§ What you have to do: Copy all entries without alteration and skip the pictures they hold.

§ Input material:
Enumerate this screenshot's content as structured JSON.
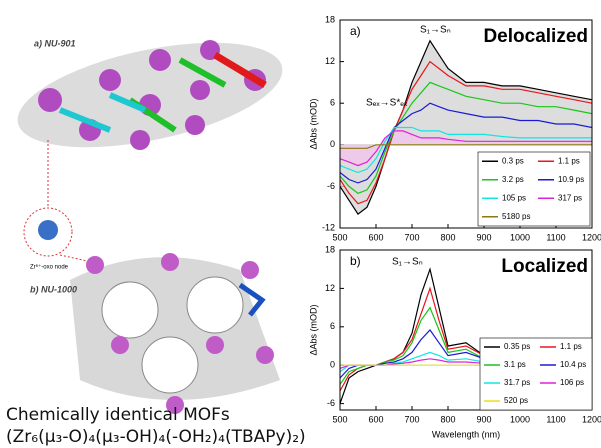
{
  "illustration": {
    "label_a": "a) NU-901",
    "node_label": "Zr⁶⁺-oxo node",
    "label_b": "b) NU-1000",
    "caption_line1": "Chemically identical MOFs",
    "caption_line2": "(Zr₆(μ₃-O)₄(μ₃-OH)₄(-OH₂)₄(TBAPy)₂)"
  },
  "chart_data": [
    {
      "type": "line",
      "panel_label": "a)",
      "title": "Delocalized",
      "transition_label": "S₁→Sₙ",
      "second_transition_label": "Sₑₓ→S*ₑₓ",
      "y_label": "ΔAbs (mOD)",
      "legend": "lower right",
      "x": [
        500,
        525,
        550,
        575,
        600,
        625,
        650,
        675,
        700,
        725,
        750,
        775,
        800,
        850,
        900,
        950,
        1000,
        1050,
        1100,
        1150,
        1200
      ],
      "xlim": [
        500,
        1200
      ],
      "xticks": [
        500,
        600,
        700,
        800,
        900,
        1000,
        1100,
        1200
      ],
      "ylim": [
        -12,
        18
      ],
      "yticks": [
        -12,
        -6,
        0,
        6,
        12,
        18
      ],
      "series": [
        {
          "name": "0.3 ps",
          "color": "#000000",
          "fill": "#d4d4d4",
          "values": [
            -6,
            -8,
            -10,
            -9,
            -6,
            -2,
            2,
            5,
            9,
            12,
            15,
            13,
            11,
            9,
            9,
            8.5,
            8.5,
            8,
            7.5,
            7,
            6.5
          ]
        },
        {
          "name": "1.1 ps",
          "color": "#e8161b",
          "values": [
            -5,
            -7,
            -8.5,
            -8,
            -5.5,
            -2,
            2,
            5,
            8,
            10,
            12,
            11,
            10,
            8.5,
            8.5,
            8,
            8,
            7.5,
            7,
            6.5,
            6
          ]
        },
        {
          "name": "3.2 ps",
          "color": "#19c619",
          "values": [
            -4.5,
            -6,
            -7,
            -6.5,
            -4.5,
            -1,
            2,
            4,
            6,
            7.5,
            9,
            8.5,
            8,
            7,
            6.5,
            6,
            6,
            5.5,
            5.5,
            5,
            4.5
          ]
        },
        {
          "name": "10.9 ps",
          "color": "#1a1ad6",
          "values": [
            -4,
            -5,
            -5.5,
            -5,
            -3.5,
            -0.5,
            2.5,
            3.5,
            4.5,
            5,
            6,
            5.5,
            5,
            4.5,
            4,
            4,
            3.5,
            3.5,
            3,
            3,
            2.5
          ]
        },
        {
          "name": "105 ps",
          "color": "#14e4e4",
          "values": [
            -3,
            -3.5,
            -4,
            -3.5,
            -2,
            0.5,
            2.5,
            2.5,
            2.5,
            2,
            2,
            2,
            1.5,
            1.5,
            1.5,
            1.2,
            1,
            1,
            1,
            1,
            1
          ]
        },
        {
          "name": "317 ps",
          "color": "#e020d8",
          "fill": "#f2c4ee",
          "values": [
            -2,
            -2.5,
            -3,
            -2.5,
            -1,
            1,
            2,
            2,
            1.5,
            1,
            1,
            1,
            0.8,
            0.5,
            0.5,
            0.5,
            0.5,
            0.5,
            0.5,
            0.5,
            0.5
          ]
        },
        {
          "name": "5180 ps",
          "color": "#8a7a10",
          "values": [
            -0.5,
            -0.5,
            -0.5,
            -0.5,
            0,
            0,
            0,
            0,
            0,
            0,
            0,
            0,
            0,
            0,
            0,
            0,
            0,
            0,
            0,
            0,
            0
          ]
        }
      ]
    },
    {
      "type": "line",
      "panel_label": "b)",
      "title": "Localized",
      "transition_label": "S₁→Sₙ",
      "y_label": "ΔAbs (mOD)",
      "x_label": "Wavelength (nm)",
      "legend": "lower right",
      "x": [
        500,
        525,
        550,
        575,
        600,
        625,
        650,
        675,
        700,
        725,
        750,
        775,
        800,
        850,
        900,
        950,
        1000,
        1050,
        1100,
        1150,
        1200
      ],
      "xlim": [
        500,
        1200
      ],
      "xticks": [
        500,
        600,
        700,
        800,
        900,
        1000,
        1100,
        1200
      ],
      "ylim": [
        -7,
        18
      ],
      "yticks": [
        -6,
        0,
        6,
        12,
        18
      ],
      "series": [
        {
          "name": "0.35 ps",
          "color": "#000000",
          "values": [
            -6,
            -2,
            -1,
            -0.5,
            0,
            0.5,
            1,
            2,
            5,
            11,
            15,
            9,
            3,
            3.5,
            1.5,
            1,
            1.5,
            2,
            3,
            4,
            3
          ]
        },
        {
          "name": "1.1 ps",
          "color": "#e8161b",
          "values": [
            -4,
            -1.5,
            -0.5,
            0,
            0,
            0.5,
            1,
            2,
            4,
            8,
            12,
            7,
            2.5,
            3,
            1.5,
            1,
            1.5,
            2,
            3,
            3.5,
            3
          ]
        },
        {
          "name": "3.1 ps",
          "color": "#19c619",
          "values": [
            -3,
            -1,
            -0.5,
            0,
            0,
            0.5,
            0.8,
            1.5,
            3.5,
            7,
            9,
            5.5,
            2,
            2.5,
            1,
            1,
            1.5,
            2,
            3,
            3.5,
            3
          ]
        },
        {
          "name": "10.4 ps",
          "color": "#1a1ad6",
          "values": [
            -2,
            -0.5,
            0,
            0,
            0,
            0.3,
            0.5,
            1,
            2,
            4,
            5.5,
            3.5,
            1.5,
            2,
            1,
            0.8,
            1,
            1.5,
            2.5,
            3,
            2.5
          ]
        },
        {
          "name": "31.7 ps",
          "color": "#14e4e4",
          "values": [
            -1,
            0,
            0,
            0,
            0,
            0,
            0.3,
            0.5,
            1,
            1.5,
            2,
            1.5,
            0.8,
            1,
            0.5,
            0.5,
            0.5,
            1,
            1.5,
            2,
            1.5
          ]
        },
        {
          "name": "106 ps",
          "color": "#e020d8",
          "values": [
            -0.5,
            0,
            0,
            0,
            0,
            0,
            0.2,
            0.3,
            0.5,
            0.8,
            1,
            0.8,
            0.5,
            0.5,
            0.3,
            0.3,
            0.3,
            0.5,
            0.8,
            1,
            0.8
          ]
        },
        {
          "name": "520 ps",
          "color": "#e8e020",
          "values": [
            0,
            0,
            0,
            0,
            0,
            0,
            0,
            0,
            0,
            0,
            0,
            0,
            0,
            0,
            0,
            0,
            0,
            0,
            0,
            0,
            0
          ]
        }
      ]
    }
  ]
}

§ Response:
Enumerate this screenshot's content as structured JSON.
{
  "illustration": {
    "label_a": "a) NU-901",
    "node_label": "Zr⁶⁺-oxo node",
    "label_b": "b) NU-1000",
    "caption_line1": "Chemically identical MOFs",
    "caption_line2": "(Zr₆(μ₃-O)₄(μ₃-OH)₄(-OH₂)₄(TBAPy)₂)"
  },
  "chart_data": [
    {
      "type": "line",
      "panel_label": "a)",
      "title": "Delocalized",
      "transition_label": "S₁→Sₙ",
      "second_transition_label": "Sₑₓ→S*ₑₓ",
      "y_label": "ΔAbs (mOD)",
      "legend": "lower right",
      "x": [
        500,
        525,
        550,
        575,
        600,
        625,
        650,
        675,
        700,
        725,
        750,
        775,
        800,
        850,
        900,
        950,
        1000,
        1050,
        1100,
        1150,
        1200
      ],
      "xlim": [
        500,
        1200
      ],
      "xticks": [
        500,
        600,
        700,
        800,
        900,
        1000,
        1100,
        1200
      ],
      "ylim": [
        -12,
        18
      ],
      "yticks": [
        -12,
        -6,
        0,
        6,
        12,
        18
      ],
      "series": [
        {
          "name": "0.3 ps",
          "color": "#000000",
          "fill": "#d4d4d4",
          "values": [
            -6,
            -8,
            -10,
            -9,
            -6,
            -2,
            2,
            5,
            9,
            12,
            15,
            13,
            11,
            9,
            9,
            8.5,
            8.5,
            8,
            7.5,
            7,
            6.5
          ]
        },
        {
          "name": "1.1 ps",
          "color": "#e8161b",
          "values": [
            -5,
            -7,
            -8.5,
            -8,
            -5.5,
            -2,
            2,
            5,
            8,
            10,
            12,
            11,
            10,
            8.5,
            8.5,
            8,
            8,
            7.5,
            7,
            6.5,
            6
          ]
        },
        {
          "name": "3.2 ps",
          "color": "#19c619",
          "values": [
            -4.5,
            -6,
            -7,
            -6.5,
            -4.5,
            -1,
            2,
            4,
            6,
            7.5,
            9,
            8.5,
            8,
            7,
            6.5,
            6,
            6,
            5.5,
            5.5,
            5,
            4.5
          ]
        },
        {
          "name": "10.9 ps",
          "color": "#1a1ad6",
          "values": [
            -4,
            -5,
            -5.5,
            -5,
            -3.5,
            -0.5,
            2.5,
            3.5,
            4.5,
            5,
            6,
            5.5,
            5,
            4.5,
            4,
            4,
            3.5,
            3.5,
            3,
            3,
            2.5
          ]
        },
        {
          "name": "105 ps",
          "color": "#14e4e4",
          "values": [
            -3,
            -3.5,
            -4,
            -3.5,
            -2,
            0.5,
            2.5,
            2.5,
            2.5,
            2,
            2,
            2,
            1.5,
            1.5,
            1.5,
            1.2,
            1,
            1,
            1,
            1,
            1
          ]
        },
        {
          "name": "317 ps",
          "color": "#e020d8",
          "fill": "#f2c4ee",
          "values": [
            -2,
            -2.5,
            -3,
            -2.5,
            -1,
            1,
            2,
            2,
            1.5,
            1,
            1,
            1,
            0.8,
            0.5,
            0.5,
            0.5,
            0.5,
            0.5,
            0.5,
            0.5,
            0.5
          ]
        },
        {
          "name": "5180 ps",
          "color": "#8a7a10",
          "values": [
            -0.5,
            -0.5,
            -0.5,
            -0.5,
            0,
            0,
            0,
            0,
            0,
            0,
            0,
            0,
            0,
            0,
            0,
            0,
            0,
            0,
            0,
            0,
            0
          ]
        }
      ]
    },
    {
      "type": "line",
      "panel_label": "b)",
      "title": "Localized",
      "transition_label": "S₁→Sₙ",
      "y_label": "ΔAbs (mOD)",
      "x_label": "Wavelength (nm)",
      "legend": "lower right",
      "x": [
        500,
        525,
        550,
        575,
        600,
        625,
        650,
        675,
        700,
        725,
        750,
        775,
        800,
        850,
        900,
        950,
        1000,
        1050,
        1100,
        1150,
        1200
      ],
      "xlim": [
        500,
        1200
      ],
      "xticks": [
        500,
        600,
        700,
        800,
        900,
        1000,
        1100,
        1200
      ],
      "ylim": [
        -7,
        18
      ],
      "yticks": [
        -6,
        0,
        6,
        12,
        18
      ],
      "series": [
        {
          "name": "0.35 ps",
          "color": "#000000",
          "values": [
            -6,
            -2,
            -1,
            -0.5,
            0,
            0.5,
            1,
            2,
            5,
            11,
            15,
            9,
            3,
            3.5,
            1.5,
            1,
            1.5,
            2,
            3,
            4,
            3
          ]
        },
        {
          "name": "1.1 ps",
          "color": "#e8161b",
          "values": [
            -4,
            -1.5,
            -0.5,
            0,
            0,
            0.5,
            1,
            2,
            4,
            8,
            12,
            7,
            2.5,
            3,
            1.5,
            1,
            1.5,
            2,
            3,
            3.5,
            3
          ]
        },
        {
          "name": "3.1 ps",
          "color": "#19c619",
          "values": [
            -3,
            -1,
            -0.5,
            0,
            0,
            0.5,
            0.8,
            1.5,
            3.5,
            7,
            9,
            5.5,
            2,
            2.5,
            1,
            1,
            1.5,
            2,
            3,
            3.5,
            3
          ]
        },
        {
          "name": "10.4 ps",
          "color": "#1a1ad6",
          "values": [
            -2,
            -0.5,
            0,
            0,
            0,
            0.3,
            0.5,
            1,
            2,
            4,
            5.5,
            3.5,
            1.5,
            2,
            1,
            0.8,
            1,
            1.5,
            2.5,
            3,
            2.5
          ]
        },
        {
          "name": "31.7 ps",
          "color": "#14e4e4",
          "values": [
            -1,
            0,
            0,
            0,
            0,
            0,
            0.3,
            0.5,
            1,
            1.5,
            2,
            1.5,
            0.8,
            1,
            0.5,
            0.5,
            0.5,
            1,
            1.5,
            2,
            1.5
          ]
        },
        {
          "name": "106 ps",
          "color": "#e020d8",
          "values": [
            -0.5,
            0,
            0,
            0,
            0,
            0,
            0.2,
            0.3,
            0.5,
            0.8,
            1,
            0.8,
            0.5,
            0.5,
            0.3,
            0.3,
            0.3,
            0.5,
            0.8,
            1,
            0.8
          ]
        },
        {
          "name": "520 ps",
          "color": "#e8e020",
          "values": [
            0,
            0,
            0,
            0,
            0,
            0,
            0,
            0,
            0,
            0,
            0,
            0,
            0,
            0,
            0,
            0,
            0,
            0,
            0,
            0,
            0
          ]
        }
      ]
    }
  ]
}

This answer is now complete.